• DO THIS: Reproduce all of the data exactly, with no line skipped.

[Stored data]
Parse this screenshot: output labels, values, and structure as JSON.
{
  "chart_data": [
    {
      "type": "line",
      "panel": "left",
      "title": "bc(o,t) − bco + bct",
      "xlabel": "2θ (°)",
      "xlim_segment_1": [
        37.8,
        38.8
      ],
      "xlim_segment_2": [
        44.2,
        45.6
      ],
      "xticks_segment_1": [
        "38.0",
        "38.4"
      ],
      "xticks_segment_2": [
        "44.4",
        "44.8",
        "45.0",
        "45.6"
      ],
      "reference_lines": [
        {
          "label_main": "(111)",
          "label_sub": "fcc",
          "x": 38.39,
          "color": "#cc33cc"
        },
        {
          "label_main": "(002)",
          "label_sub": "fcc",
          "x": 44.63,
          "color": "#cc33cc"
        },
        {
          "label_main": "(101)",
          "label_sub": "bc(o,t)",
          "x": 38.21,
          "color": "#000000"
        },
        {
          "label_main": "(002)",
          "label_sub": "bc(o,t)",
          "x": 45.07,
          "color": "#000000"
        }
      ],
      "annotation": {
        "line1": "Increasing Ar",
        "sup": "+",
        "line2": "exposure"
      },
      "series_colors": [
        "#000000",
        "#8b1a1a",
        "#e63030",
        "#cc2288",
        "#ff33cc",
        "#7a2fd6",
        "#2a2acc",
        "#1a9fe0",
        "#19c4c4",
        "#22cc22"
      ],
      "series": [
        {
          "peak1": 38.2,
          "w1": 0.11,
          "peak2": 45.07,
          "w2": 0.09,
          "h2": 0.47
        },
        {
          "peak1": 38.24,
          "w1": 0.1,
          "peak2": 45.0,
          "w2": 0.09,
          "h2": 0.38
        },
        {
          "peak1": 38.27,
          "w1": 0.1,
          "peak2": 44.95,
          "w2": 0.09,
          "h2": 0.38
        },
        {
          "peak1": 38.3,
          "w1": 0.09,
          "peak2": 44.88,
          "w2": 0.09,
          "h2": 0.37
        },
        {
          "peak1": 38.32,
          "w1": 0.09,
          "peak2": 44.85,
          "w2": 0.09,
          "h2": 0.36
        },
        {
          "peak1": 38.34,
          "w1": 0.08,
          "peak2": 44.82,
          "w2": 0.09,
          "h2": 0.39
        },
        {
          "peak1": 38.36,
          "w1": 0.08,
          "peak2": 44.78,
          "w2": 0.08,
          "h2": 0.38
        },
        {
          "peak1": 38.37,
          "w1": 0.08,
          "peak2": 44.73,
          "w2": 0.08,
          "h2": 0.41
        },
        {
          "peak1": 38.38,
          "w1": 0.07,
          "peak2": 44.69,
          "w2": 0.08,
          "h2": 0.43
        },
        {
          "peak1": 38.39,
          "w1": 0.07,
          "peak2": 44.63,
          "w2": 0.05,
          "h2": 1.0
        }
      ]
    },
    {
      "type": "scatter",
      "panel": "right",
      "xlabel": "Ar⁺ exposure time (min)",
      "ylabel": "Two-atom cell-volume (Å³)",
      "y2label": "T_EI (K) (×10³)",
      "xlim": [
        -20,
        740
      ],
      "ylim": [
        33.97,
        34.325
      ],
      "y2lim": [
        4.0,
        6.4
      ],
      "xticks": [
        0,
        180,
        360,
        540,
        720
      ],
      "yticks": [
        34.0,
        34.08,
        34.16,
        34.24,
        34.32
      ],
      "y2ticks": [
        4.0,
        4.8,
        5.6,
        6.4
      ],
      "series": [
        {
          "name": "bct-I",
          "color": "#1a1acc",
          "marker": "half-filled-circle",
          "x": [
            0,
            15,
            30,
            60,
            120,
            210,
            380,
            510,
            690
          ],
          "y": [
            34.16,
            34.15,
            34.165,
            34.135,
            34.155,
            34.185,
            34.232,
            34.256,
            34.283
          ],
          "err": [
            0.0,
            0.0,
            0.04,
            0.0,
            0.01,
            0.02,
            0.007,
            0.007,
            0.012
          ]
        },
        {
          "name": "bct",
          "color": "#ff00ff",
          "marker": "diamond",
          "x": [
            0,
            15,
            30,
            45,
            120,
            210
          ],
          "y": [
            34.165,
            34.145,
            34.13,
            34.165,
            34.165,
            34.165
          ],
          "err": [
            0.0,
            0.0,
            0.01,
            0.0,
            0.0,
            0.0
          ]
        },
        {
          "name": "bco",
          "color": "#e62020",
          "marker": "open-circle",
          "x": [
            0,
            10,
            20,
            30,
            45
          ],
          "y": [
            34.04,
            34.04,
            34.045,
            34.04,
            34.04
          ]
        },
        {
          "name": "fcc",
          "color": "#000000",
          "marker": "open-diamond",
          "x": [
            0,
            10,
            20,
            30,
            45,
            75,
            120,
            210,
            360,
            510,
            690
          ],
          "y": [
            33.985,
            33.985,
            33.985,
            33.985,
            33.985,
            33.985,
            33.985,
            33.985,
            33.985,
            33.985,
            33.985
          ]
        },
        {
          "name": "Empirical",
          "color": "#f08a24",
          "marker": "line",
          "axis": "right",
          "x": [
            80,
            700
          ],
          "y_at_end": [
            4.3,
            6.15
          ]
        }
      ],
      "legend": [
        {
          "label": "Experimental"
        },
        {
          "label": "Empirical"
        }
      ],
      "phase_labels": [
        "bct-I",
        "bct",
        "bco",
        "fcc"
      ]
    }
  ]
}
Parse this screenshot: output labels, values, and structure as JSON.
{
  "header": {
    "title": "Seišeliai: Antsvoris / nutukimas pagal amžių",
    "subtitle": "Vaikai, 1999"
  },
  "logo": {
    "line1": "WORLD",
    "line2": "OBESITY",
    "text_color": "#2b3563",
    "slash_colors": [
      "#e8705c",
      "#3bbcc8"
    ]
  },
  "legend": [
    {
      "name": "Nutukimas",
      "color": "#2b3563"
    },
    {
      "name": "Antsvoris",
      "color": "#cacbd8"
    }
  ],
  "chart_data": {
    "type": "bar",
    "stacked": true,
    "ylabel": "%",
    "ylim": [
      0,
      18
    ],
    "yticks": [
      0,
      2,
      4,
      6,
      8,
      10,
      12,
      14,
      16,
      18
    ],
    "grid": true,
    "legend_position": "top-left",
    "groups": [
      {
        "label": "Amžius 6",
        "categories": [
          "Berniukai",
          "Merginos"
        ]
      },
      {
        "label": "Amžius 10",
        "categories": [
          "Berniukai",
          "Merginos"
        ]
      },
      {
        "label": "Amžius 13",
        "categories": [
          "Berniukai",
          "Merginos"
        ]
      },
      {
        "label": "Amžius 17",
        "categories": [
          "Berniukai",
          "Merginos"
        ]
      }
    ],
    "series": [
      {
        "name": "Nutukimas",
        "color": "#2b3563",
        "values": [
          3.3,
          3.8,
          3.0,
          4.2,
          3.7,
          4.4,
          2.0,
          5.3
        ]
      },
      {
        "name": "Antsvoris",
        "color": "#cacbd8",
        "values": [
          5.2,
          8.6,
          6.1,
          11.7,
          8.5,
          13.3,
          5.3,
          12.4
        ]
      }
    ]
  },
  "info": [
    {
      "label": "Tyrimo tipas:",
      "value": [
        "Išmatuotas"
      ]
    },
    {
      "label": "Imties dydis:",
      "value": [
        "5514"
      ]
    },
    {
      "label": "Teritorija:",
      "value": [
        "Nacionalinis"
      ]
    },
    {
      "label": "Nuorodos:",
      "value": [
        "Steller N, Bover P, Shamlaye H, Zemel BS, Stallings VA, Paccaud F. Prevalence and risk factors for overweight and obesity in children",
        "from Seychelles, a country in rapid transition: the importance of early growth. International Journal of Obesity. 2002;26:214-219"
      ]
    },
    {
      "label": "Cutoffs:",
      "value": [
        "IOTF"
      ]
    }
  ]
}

• EXERCISE RESULT:
Parse this screenshot: output labels, values, and structure as JSON.
{
  "chart_data": [
    {
      "type": "line",
      "panel": "left",
      "title": "bc(o,t) − bco + bct",
      "xlabel": "2θ (°)",
      "xlim_segment_1": [
        37.8,
        38.8
      ],
      "xlim_segment_2": [
        44.2,
        45.6
      ],
      "xticks_segment_1": [
        "38.0",
        "38.4"
      ],
      "xticks_segment_2": [
        "44.4",
        "44.8",
        "45.0",
        "45.6"
      ],
      "reference_lines": [
        {
          "label_main": "(111)",
          "label_sub": "fcc",
          "x": 38.39,
          "color": "#cc33cc"
        },
        {
          "label_main": "(002)",
          "label_sub": "fcc",
          "x": 44.63,
          "color": "#cc33cc"
        },
        {
          "label_main": "(101)",
          "label_sub": "bc(o,t)",
          "x": 38.21,
          "color": "#000000"
        },
        {
          "label_main": "(002)",
          "label_sub": "bc(o,t)",
          "x": 45.07,
          "color": "#000000"
        }
      ],
      "annotation": {
        "line1": "Increasing Ar",
        "sup": "+",
        "line2": "exposure"
      },
      "series_colors": [
        "#000000",
        "#8b1a1a",
        "#e63030",
        "#cc2288",
        "#ff33cc",
        "#7a2fd6",
        "#2a2acc",
        "#1a9fe0",
        "#19c4c4",
        "#22cc22"
      ],
      "series": [
        {
          "peak1": 38.2,
          "w1": 0.11,
          "peak2": 45.07,
          "w2": 0.09,
          "h2": 0.47
        },
        {
          "peak1": 38.24,
          "w1": 0.1,
          "peak2": 45.0,
          "w2": 0.09,
          "h2": 0.38
        },
        {
          "peak1": 38.27,
          "w1": 0.1,
          "peak2": 44.95,
          "w2": 0.09,
          "h2": 0.38
        },
        {
          "peak1": 38.3,
          "w1": 0.09,
          "peak2": 44.88,
          "w2": 0.09,
          "h2": 0.37
        },
        {
          "peak1": 38.32,
          "w1": 0.09,
          "peak2": 44.85,
          "w2": 0.09,
          "h2": 0.36
        },
        {
          "peak1": 38.34,
          "w1": 0.08,
          "peak2": 44.82,
          "w2": 0.09,
          "h2": 0.39
        },
        {
          "peak1": 38.36,
          "w1": 0.08,
          "peak2": 44.78,
          "w2": 0.08,
          "h2": 0.38
        },
        {
          "peak1": 38.37,
          "w1": 0.08,
          "peak2": 44.73,
          "w2": 0.08,
          "h2": 0.41
        },
        {
          "peak1": 38.38,
          "w1": 0.07,
          "peak2": 44.69,
          "w2": 0.08,
          "h2": 0.43
        },
        {
          "peak1": 38.39,
          "w1": 0.07,
          "peak2": 44.63,
          "w2": 0.05,
          "h2": 1.0
        }
      ]
    },
    {
      "type": "scatter",
      "panel": "right",
      "xlabel": "Ar⁺ exposure time (min)",
      "ylabel": "Two-atom cell-volume (Å³)",
      "y2label": "T_EI (K) (×10³)",
      "xlim": [
        -20,
        740
      ],
      "ylim": [
        33.97,
        34.325
      ],
      "y2lim": [
        4.0,
        6.4
      ],
      "xticks": [
        0,
        180,
        360,
        540,
        720
      ],
      "yticks": [
        34.0,
        34.08,
        34.16,
        34.24,
        34.32
      ],
      "y2ticks": [
        4.0,
        4.8,
        5.6,
        6.4
      ],
      "series": [
        {
          "name": "bct-I",
          "color": "#1a1acc",
          "marker": "half-filled-circle",
          "x": [
            0,
            15,
            30,
            60,
            120,
            210,
            380,
            510,
            690
          ],
          "y": [
            34.16,
            34.15,
            34.165,
            34.135,
            34.155,
            34.185,
            34.232,
            34.256,
            34.283
          ],
          "err": [
            0.0,
            0.0,
            0.04,
            0.0,
            0.01,
            0.02,
            0.007,
            0.007,
            0.012
          ]
        },
        {
          "name": "bct",
          "color": "#ff00ff",
          "marker": "diamond",
          "x": [
            0,
            15,
            30,
            45,
            120,
            210
          ],
          "y": [
            34.165,
            34.145,
            34.13,
            34.165,
            34.165,
            34.165
          ],
          "err": [
            0.0,
            0.0,
            0.01,
            0.0,
            0.0,
            0.0
          ]
        },
        {
          "name": "bco",
          "color": "#e62020",
          "marker": "open-circle",
          "x": [
            0,
            10,
            20,
            30,
            45
          ],
          "y": [
            34.04,
            34.04,
            34.045,
            34.04,
            34.04
          ]
        },
        {
          "name": "fcc",
          "color": "#000000",
          "marker": "open-diamond",
          "x": [
            0,
            10,
            20,
            30,
            45,
            75,
            120,
            210,
            360,
            510,
            690
          ],
          "y": [
            33.985,
            33.985,
            33.985,
            33.985,
            33.985,
            33.985,
            33.985,
            33.985,
            33.985,
            33.985,
            33.985
          ]
        },
        {
          "name": "Empirical",
          "color": "#f08a24",
          "marker": "line",
          "axis": "right",
          "x": [
            80,
            700
          ],
          "y_at_end": [
            4.3,
            6.15
          ]
        }
      ],
      "legend": [
        {
          "label": "Experimental"
        },
        {
          "label": "Empirical"
        }
      ],
      "phase_labels": [
        "bct-I",
        "bct",
        "bco",
        "fcc"
      ]
    }
  ]
}
Parse this screenshot: output labels, values, and structure as JSON.
{
  "header": {
    "title": "Seišeliai: Antsvoris / nutukimas pagal amžių",
    "subtitle": "Vaikai, 1999"
  },
  "logo": {
    "line1": "WORLD",
    "line2": "OBESITY",
    "text_color": "#2b3563",
    "slash_colors": [
      "#e8705c",
      "#3bbcc8"
    ]
  },
  "legend": [
    {
      "name": "Nutukimas",
      "color": "#2b3563"
    },
    {
      "name": "Antsvoris",
      "color": "#cacbd8"
    }
  ],
  "chart_data": {
    "type": "bar",
    "stacked": true,
    "ylabel": "%",
    "ylim": [
      0,
      18
    ],
    "yticks": [
      0,
      2,
      4,
      6,
      8,
      10,
      12,
      14,
      16,
      18
    ],
    "grid": true,
    "legend_position": "top-left",
    "groups": [
      {
        "label": "Amžius 6",
        "categories": [
          "Berniukai",
          "Merginos"
        ]
      },
      {
        "label": "Amžius 10",
        "categories": [
          "Berniukai",
          "Merginos"
        ]
      },
      {
        "label": "Amžius 13",
        "categories": [
          "Berniukai",
          "Merginos"
        ]
      },
      {
        "label": "Amžius 17",
        "categories": [
          "Berniukai",
          "Merginos"
        ]
      }
    ],
    "series": [
      {
        "name": "Nutukimas",
        "color": "#2b3563",
        "values": [
          3.3,
          3.8,
          3.0,
          4.2,
          3.7,
          4.4,
          2.0,
          5.3
        ]
      },
      {
        "name": "Antsvoris",
        "color": "#cacbd8",
        "values": [
          5.2,
          8.6,
          6.1,
          11.7,
          8.5,
          13.3,
          5.3,
          12.4
        ]
      }
    ]
  },
  "info": [
    {
      "label": "Tyrimo tipas:",
      "value": [
        "Išmatuotas"
      ]
    },
    {
      "label": "Imties dydis:",
      "value": [
        "5514"
      ]
    },
    {
      "label": "Teritorija:",
      "value": [
        "Nacionalinis"
      ]
    },
    {
      "label": "Nuorodos:",
      "value": [
        "Steller N, Bover P, Shamlaye H, Zemel BS, Stallings VA, Paccaud F. Prevalence and risk factors for overweight and obesity in children",
        "from Seychelles, a country in rapid transition: the importance of early growth. International Journal of Obesity. 2002;26:214-219"
      ]
    },
    {
      "label": "Cutoffs:",
      "value": [
        "IOTF"
      ]
    }
  ]
}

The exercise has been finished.